[Begin Exercise input]

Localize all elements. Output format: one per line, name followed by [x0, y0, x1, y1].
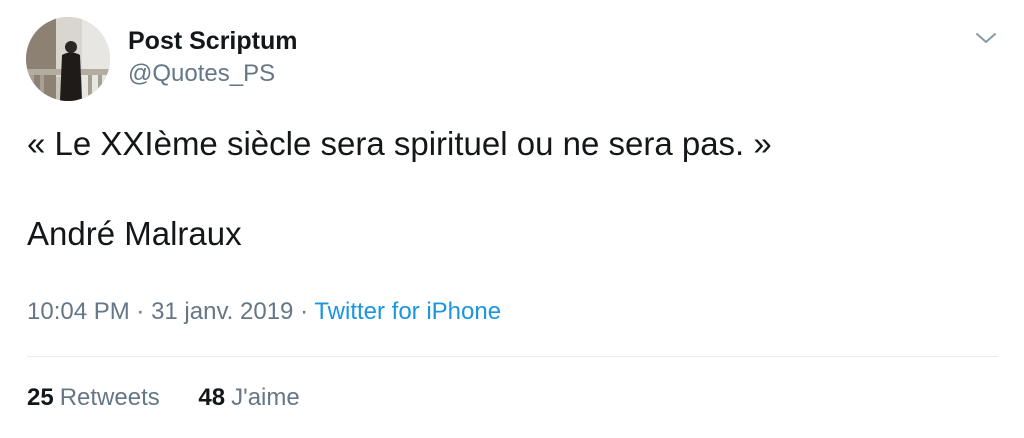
likes-label: J'aime: [231, 384, 300, 411]
likes-count: 48: [198, 384, 226, 411]
tweet-date[interactable]: 31 janv. 2019: [151, 298, 293, 325]
tweet-stats: 25 Retweets 48 J'aime: [27, 383, 300, 413]
retweets-count: 25: [27, 384, 54, 411]
tweet-author-attribution: André Malraux: [27, 215, 242, 252]
display-name[interactable]: Post Scriptum: [128, 26, 297, 56]
tweet-time[interactable]: 10:04 PM: [27, 298, 130, 325]
avatar[interactable]: [26, 17, 110, 101]
user-handle[interactable]: @Quotes_PS: [128, 60, 275, 88]
meta-separator: ·: [293, 298, 315, 325]
retweets-stat[interactable]: 25 Retweets: [27, 383, 160, 413]
divider: [27, 356, 998, 357]
likes-stat[interactable]: 48 J'aime: [198, 383, 299, 413]
tweet-meta: 10:04 PM · 31 janv. 2019 · Twitter for i…: [27, 297, 501, 327]
tweet-quote: « Le XXIème siècle sera spirituel ou ne …: [27, 125, 772, 162]
meta-separator: ·: [129, 298, 152, 325]
tweet-source-link[interactable]: Twitter for iPhone: [314, 298, 501, 325]
tweet-text: « Le XXIème siècle sera spirituel ou ne …: [27, 124, 987, 254]
chevron-down-icon[interactable]: [972, 24, 1000, 52]
retweets-label: Retweets: [59, 384, 160, 411]
tweet-card: Post Scriptum @Quotes_PS « Le XXIème siè…: [0, 0, 1024, 438]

[End Exercise input]

### The request
Pull out every line of the records above and reproduce each one character for character. Leave the picture out of your answer.

### Problem solution
Localize all elements. Output format: one per line, name followed by [x0, y0, x1, y1].
likes-label: J'aime: [231, 384, 300, 411]
likes-count: 48: [198, 384, 226, 411]
tweet-date[interactable]: 31 janv. 2019: [151, 298, 293, 325]
tweet-stats: 25 Retweets 48 J'aime: [27, 383, 300, 413]
retweets-count: 25: [27, 384, 54, 411]
tweet-author-attribution: André Malraux: [27, 215, 242, 252]
display-name[interactable]: Post Scriptum: [128, 26, 297, 56]
tweet-time[interactable]: 10:04 PM: [27, 298, 130, 325]
avatar[interactable]: [26, 17, 110, 101]
user-handle[interactable]: @Quotes_PS: [128, 60, 275, 88]
meta-separator: ·: [293, 298, 315, 325]
retweets-stat[interactable]: 25 Retweets: [27, 383, 160, 413]
divider: [27, 356, 998, 357]
likes-stat[interactable]: 48 J'aime: [198, 383, 299, 413]
tweet-meta: 10:04 PM · 31 janv. 2019 · Twitter for i…: [27, 297, 501, 327]
tweet-quote: « Le XXIème siècle sera spirituel ou ne …: [27, 125, 772, 162]
meta-separator: ·: [129, 298, 152, 325]
tweet-source-link[interactable]: Twitter for iPhone: [314, 298, 501, 325]
tweet-text: « Le XXIème siècle sera spirituel ou ne …: [27, 124, 987, 254]
chevron-down-icon[interactable]: [972, 24, 1000, 52]
retweets-label: Retweets: [59, 384, 160, 411]
tweet-card: Post Scriptum @Quotes_PS « Le XXIème siè…: [0, 0, 1024, 438]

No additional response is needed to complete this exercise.